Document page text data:
—————
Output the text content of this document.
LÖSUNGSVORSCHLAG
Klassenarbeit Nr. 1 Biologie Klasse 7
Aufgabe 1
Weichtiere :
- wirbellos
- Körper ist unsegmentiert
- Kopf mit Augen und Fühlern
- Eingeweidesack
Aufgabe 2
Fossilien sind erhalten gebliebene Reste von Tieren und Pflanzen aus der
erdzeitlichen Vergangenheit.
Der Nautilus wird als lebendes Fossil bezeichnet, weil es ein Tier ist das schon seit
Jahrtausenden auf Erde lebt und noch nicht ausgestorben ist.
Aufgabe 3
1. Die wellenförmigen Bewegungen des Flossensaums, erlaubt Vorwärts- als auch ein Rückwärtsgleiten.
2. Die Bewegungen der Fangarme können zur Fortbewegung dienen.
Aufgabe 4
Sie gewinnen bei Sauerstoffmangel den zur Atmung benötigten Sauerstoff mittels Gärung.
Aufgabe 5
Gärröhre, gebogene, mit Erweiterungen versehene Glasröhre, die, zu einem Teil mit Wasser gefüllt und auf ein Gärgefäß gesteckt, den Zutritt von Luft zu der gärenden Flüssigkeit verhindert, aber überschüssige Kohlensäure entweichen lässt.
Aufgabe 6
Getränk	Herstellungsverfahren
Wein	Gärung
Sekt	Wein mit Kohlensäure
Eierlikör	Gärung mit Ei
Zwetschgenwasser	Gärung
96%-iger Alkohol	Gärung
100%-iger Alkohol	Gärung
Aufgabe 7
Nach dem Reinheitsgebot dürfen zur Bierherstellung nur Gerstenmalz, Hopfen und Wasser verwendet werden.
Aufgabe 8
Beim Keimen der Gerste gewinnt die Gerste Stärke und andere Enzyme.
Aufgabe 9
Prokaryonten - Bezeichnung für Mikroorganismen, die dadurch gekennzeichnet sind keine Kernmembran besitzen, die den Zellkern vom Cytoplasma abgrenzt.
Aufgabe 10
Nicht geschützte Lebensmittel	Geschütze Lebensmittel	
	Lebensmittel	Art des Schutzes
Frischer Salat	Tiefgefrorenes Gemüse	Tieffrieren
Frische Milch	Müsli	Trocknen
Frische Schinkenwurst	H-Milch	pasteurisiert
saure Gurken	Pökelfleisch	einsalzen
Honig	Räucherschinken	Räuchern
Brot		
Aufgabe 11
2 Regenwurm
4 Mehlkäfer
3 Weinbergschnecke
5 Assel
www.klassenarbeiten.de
—————
Instructions for the task:
If the string "Lebensmittel" is in a line of the entries, pick that line out.

Completed exercise:
Nicht geschützte Lebensmittel	Geschütze Lebensmittel	
	Lebensmittel	Art des Schutzes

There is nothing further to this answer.